Copy out the entries below in full and exactly.

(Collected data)
+ + + + +
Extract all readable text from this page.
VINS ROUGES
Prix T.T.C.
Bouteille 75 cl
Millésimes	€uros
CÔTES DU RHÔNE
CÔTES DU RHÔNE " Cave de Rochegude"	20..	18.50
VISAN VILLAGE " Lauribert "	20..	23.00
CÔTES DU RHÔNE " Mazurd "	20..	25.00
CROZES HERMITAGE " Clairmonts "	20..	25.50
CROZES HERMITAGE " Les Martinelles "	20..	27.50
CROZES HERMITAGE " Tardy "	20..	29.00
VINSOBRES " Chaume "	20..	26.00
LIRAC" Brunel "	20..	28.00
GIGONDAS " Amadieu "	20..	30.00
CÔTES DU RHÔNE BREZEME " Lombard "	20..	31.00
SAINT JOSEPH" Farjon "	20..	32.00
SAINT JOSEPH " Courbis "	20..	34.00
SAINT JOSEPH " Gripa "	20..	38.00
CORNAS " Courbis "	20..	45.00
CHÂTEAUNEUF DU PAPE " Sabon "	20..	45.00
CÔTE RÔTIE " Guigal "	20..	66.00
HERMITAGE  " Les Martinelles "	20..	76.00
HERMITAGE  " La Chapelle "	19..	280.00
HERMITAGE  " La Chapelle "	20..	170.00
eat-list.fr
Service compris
+ + + + +
▶ Output of the task:
Extract all readable text from this page.
VINS ROUGES
Prix T.T.C.
Bouteille 75 cl
Millésimes	€uros
CÔTES DU RHÔNE
CÔTES DU RHÔNE " Cave de Rochegude"	20..	18.50
VISAN VILLAGE " Lauribert "	20..	23.00
CÔTES DU RHÔNE " Mazurd "	20..	25.00
CROZES HERMITAGE " Clairmonts "	20..	25.50
CROZES HERMITAGE " Les Martinelles "	20..	27.50
CROZES HERMITAGE " Tardy "	20..	29.00
VINSOBRES " Chaume "	20..	26.00
LIRAC" Brunel "	20..	28.00
GIGONDAS " Amadieu "	20..	30.00
CÔTES DU RHÔNE BREZEME " Lombard "	20..	31.00
SAINT JOSEPH" Farjon "	20..	32.00
SAINT JOSEPH " Courbis "	20..	34.00
SAINT JOSEPH " Gripa "	20..	38.00
CORNAS " Courbis "	20..	45.00
CHÂTEAUNEUF DU PAPE " Sabon "	20..	45.00
CÔTE RÔTIE " Guigal "	20..	66.00
HERMITAGE  " Les Martinelles "	20..	76.00
HERMITAGE  " La Chapelle "	19..	280.00
HERMITAGE  " La Chapelle "	20..	170.00
eat-list.fr
Service compris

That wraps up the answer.